Exercise brief>
Give the number of lines that include the word "hvis", nothing more.

╭──

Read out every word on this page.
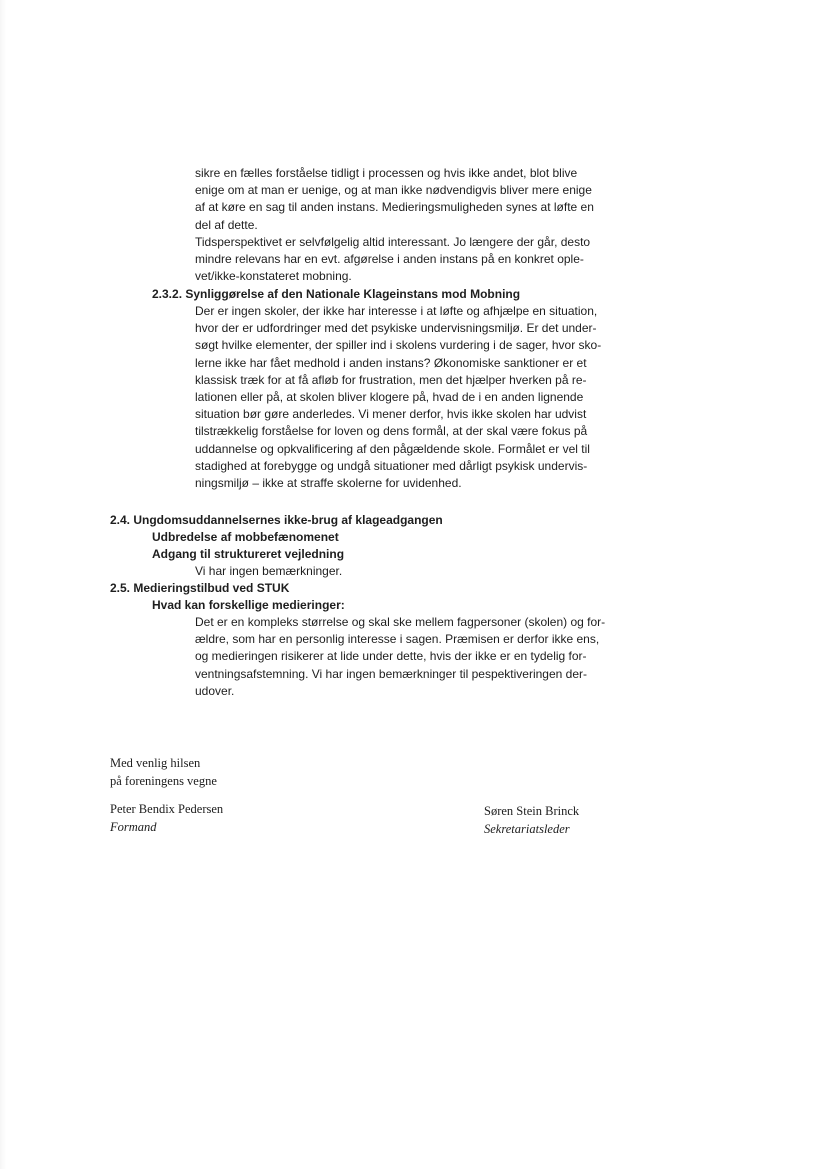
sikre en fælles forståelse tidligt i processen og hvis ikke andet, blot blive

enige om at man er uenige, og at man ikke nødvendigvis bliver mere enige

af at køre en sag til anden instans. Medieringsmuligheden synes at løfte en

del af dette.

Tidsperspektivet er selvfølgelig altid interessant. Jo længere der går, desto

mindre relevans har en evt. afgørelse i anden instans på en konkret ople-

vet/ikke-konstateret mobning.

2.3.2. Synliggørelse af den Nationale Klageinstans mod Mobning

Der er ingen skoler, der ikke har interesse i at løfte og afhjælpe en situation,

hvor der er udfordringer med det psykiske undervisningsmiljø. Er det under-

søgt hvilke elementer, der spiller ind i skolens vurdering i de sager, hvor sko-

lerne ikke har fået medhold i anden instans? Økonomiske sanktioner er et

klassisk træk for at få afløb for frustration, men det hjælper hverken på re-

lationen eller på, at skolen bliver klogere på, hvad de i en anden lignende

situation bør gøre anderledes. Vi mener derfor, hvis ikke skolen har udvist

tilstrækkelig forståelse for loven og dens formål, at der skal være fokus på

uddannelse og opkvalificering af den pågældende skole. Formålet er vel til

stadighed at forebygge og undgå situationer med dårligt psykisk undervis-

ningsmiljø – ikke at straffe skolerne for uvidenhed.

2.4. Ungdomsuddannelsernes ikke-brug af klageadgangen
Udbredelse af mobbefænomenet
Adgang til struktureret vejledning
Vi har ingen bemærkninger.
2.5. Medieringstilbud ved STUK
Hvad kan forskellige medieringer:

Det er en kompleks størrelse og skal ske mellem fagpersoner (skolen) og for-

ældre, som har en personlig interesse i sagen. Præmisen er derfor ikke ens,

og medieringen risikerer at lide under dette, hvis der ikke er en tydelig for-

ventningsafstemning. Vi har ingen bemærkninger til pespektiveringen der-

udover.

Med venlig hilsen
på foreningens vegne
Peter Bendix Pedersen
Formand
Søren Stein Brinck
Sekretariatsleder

╰──

Response below>
3